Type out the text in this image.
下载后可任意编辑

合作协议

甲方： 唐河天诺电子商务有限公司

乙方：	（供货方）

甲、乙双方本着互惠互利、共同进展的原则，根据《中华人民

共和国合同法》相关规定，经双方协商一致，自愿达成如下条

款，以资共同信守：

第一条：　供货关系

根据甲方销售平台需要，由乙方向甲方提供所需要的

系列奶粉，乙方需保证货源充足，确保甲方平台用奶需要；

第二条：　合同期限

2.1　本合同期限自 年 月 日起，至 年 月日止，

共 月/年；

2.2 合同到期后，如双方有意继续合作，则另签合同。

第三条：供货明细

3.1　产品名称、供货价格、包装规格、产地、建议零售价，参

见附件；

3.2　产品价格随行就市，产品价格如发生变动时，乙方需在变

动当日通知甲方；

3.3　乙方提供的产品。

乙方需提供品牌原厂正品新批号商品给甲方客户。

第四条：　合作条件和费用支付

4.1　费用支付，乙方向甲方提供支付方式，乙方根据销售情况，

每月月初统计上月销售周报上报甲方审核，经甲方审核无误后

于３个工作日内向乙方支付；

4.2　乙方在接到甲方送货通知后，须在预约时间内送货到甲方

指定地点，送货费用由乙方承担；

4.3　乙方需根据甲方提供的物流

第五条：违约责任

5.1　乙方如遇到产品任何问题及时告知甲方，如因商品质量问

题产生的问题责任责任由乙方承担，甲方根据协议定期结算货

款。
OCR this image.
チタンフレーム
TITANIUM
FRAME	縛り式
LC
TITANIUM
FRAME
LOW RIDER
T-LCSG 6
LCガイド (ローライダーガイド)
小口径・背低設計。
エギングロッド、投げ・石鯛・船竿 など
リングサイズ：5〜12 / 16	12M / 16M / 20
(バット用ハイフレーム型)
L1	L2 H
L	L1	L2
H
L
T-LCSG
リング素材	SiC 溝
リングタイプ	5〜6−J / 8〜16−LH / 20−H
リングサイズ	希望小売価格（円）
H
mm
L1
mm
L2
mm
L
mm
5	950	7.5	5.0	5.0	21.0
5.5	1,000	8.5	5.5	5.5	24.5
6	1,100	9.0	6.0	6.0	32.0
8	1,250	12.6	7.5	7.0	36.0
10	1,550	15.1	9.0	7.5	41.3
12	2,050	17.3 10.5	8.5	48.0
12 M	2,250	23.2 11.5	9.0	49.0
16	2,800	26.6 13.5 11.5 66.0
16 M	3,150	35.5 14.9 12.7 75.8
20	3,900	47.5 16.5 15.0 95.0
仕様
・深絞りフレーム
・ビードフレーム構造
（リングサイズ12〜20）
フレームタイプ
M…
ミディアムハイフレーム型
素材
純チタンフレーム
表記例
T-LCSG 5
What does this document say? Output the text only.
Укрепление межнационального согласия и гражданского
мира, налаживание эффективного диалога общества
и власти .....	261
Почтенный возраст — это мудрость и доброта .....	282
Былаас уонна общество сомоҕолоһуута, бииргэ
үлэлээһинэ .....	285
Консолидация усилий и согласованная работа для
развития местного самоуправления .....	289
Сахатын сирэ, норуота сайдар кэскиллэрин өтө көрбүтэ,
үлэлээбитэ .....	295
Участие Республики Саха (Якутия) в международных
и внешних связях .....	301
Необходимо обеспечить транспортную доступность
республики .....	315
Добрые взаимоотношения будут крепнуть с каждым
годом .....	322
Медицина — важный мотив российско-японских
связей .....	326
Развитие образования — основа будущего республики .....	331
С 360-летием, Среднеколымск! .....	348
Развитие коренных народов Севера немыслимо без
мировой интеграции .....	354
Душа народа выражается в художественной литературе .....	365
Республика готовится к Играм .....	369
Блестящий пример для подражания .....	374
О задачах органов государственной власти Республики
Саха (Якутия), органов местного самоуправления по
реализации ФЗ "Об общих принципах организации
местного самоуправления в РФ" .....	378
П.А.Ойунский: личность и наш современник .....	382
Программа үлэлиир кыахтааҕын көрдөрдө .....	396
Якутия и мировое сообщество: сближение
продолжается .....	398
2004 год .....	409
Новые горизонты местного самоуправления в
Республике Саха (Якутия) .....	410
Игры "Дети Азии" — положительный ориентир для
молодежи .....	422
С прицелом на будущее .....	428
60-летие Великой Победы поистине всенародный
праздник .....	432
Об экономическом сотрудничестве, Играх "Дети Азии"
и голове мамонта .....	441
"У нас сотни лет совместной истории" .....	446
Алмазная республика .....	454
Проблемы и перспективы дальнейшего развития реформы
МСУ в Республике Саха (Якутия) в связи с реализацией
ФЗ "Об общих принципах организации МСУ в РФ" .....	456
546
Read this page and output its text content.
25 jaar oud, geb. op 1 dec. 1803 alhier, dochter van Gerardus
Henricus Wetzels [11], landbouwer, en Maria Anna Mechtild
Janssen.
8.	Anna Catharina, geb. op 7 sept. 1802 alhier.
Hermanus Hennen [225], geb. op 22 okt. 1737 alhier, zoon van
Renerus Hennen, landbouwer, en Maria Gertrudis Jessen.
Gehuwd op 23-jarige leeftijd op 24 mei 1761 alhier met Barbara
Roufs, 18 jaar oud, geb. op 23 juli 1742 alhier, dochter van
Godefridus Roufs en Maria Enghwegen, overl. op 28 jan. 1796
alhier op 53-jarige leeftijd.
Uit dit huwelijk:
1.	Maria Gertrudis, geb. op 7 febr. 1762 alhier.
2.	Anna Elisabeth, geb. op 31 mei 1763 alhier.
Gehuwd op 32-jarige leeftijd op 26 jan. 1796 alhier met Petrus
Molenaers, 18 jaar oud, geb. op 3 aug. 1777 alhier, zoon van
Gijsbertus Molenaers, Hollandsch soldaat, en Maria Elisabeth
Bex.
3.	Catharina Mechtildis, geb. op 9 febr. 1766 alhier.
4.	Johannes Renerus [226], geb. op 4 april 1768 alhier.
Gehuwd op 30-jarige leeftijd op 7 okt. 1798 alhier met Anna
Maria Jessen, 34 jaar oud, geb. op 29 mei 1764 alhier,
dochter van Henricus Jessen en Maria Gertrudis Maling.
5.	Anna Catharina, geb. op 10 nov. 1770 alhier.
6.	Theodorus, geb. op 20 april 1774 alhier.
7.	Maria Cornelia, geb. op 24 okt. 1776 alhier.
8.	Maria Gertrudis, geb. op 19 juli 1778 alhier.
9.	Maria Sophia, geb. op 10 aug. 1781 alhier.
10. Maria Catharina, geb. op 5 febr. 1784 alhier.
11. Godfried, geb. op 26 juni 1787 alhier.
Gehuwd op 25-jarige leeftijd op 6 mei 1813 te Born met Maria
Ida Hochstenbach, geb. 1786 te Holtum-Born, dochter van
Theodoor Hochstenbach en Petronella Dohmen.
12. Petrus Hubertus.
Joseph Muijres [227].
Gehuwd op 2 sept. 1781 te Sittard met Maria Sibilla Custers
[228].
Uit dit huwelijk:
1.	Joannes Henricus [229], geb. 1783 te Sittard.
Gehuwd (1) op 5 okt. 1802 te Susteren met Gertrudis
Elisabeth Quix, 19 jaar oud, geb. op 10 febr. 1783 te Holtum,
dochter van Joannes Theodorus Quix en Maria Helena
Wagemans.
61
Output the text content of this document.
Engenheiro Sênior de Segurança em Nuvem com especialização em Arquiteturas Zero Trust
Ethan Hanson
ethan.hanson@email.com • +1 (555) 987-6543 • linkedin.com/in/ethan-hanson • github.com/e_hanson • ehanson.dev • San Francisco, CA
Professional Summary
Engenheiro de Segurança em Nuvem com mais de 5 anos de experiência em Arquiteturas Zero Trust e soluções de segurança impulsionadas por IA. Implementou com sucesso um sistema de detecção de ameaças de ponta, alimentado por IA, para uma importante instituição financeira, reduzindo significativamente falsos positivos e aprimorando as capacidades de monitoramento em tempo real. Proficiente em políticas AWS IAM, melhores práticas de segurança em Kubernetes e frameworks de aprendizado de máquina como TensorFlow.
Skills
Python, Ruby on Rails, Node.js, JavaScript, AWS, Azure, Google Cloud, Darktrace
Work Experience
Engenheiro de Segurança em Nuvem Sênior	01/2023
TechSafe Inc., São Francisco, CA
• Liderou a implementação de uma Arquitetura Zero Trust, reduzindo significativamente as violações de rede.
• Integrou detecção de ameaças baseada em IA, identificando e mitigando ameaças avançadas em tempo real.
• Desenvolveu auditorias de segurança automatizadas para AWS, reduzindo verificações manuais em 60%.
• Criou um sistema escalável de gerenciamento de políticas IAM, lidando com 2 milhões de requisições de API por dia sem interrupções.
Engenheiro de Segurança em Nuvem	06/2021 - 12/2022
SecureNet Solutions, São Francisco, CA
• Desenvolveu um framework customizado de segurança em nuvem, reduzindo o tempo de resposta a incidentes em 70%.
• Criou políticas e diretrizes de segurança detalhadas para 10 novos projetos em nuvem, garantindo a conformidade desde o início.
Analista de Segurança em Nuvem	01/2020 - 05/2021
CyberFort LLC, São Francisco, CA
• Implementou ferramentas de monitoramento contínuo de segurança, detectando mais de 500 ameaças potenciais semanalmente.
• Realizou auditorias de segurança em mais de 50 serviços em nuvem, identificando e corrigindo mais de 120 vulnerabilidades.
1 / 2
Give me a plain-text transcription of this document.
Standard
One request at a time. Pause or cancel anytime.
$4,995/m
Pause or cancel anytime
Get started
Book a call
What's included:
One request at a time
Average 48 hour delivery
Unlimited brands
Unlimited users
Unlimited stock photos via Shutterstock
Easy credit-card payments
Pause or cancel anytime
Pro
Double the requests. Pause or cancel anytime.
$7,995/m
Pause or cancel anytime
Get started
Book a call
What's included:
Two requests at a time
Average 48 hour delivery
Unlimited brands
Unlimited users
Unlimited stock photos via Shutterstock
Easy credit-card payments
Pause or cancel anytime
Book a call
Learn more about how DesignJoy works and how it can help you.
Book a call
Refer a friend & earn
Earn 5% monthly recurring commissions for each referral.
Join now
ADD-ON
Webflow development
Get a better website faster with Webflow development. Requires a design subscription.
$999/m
***
**EXERCISE PROMPT**
From the data above, copy out every line with the string "Born" in it.

**TASK OUTPUT**
Gehuwd op 25-jarige leeftijd op 6 mei 1813 te Born met Maria
Ida Hochstenbach, geb. 1786 te Holtum-Born, dochter van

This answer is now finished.